■ GIVEN INSTRUCTION: Which lines in the records below contain the word "outlook"? Copy each one out.

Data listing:
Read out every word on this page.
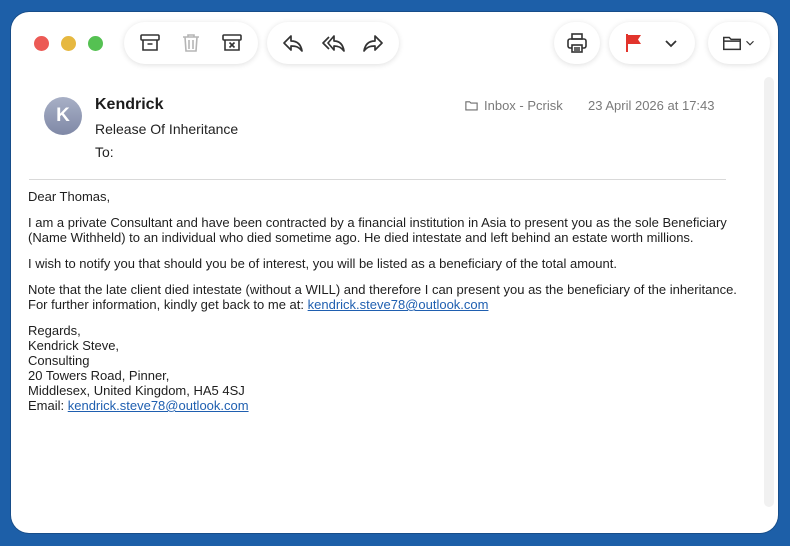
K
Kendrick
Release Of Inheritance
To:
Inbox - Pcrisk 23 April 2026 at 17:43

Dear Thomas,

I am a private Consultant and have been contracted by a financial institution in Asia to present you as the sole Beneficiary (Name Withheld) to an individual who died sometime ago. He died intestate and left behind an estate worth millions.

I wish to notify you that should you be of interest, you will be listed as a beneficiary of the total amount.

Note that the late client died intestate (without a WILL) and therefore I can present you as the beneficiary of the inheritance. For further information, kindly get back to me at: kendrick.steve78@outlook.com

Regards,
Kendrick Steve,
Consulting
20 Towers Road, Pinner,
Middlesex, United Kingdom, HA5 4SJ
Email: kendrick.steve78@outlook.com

--

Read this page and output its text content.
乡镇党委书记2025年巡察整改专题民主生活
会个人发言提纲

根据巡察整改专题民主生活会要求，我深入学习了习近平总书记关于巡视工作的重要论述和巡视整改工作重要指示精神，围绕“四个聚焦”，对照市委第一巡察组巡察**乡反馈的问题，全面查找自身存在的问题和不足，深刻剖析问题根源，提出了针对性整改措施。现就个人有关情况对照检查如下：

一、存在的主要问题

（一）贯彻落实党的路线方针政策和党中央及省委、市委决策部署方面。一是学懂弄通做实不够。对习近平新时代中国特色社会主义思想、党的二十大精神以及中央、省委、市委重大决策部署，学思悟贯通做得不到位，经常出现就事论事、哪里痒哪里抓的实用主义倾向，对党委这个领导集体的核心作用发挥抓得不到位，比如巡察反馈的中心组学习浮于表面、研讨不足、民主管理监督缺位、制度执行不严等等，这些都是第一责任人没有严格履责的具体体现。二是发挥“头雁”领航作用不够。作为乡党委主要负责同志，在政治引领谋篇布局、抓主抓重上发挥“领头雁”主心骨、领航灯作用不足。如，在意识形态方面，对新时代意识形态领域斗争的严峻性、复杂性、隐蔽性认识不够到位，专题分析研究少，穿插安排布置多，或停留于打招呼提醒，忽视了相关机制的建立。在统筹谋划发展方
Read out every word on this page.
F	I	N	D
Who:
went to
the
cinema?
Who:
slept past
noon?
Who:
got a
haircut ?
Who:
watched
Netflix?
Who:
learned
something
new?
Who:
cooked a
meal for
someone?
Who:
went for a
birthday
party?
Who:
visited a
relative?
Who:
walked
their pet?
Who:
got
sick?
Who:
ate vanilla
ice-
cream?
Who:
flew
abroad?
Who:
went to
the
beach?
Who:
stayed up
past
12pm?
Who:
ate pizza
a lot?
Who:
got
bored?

■ WORKED ANSWER:
Note that the late client died intestate (without a WILL) and therefore I can present you as the beneficiary of the inheritance. For further information, kindly get back to me at: kendrick.steve78@outlook.com
Email: kendrick.steve78@outlook.com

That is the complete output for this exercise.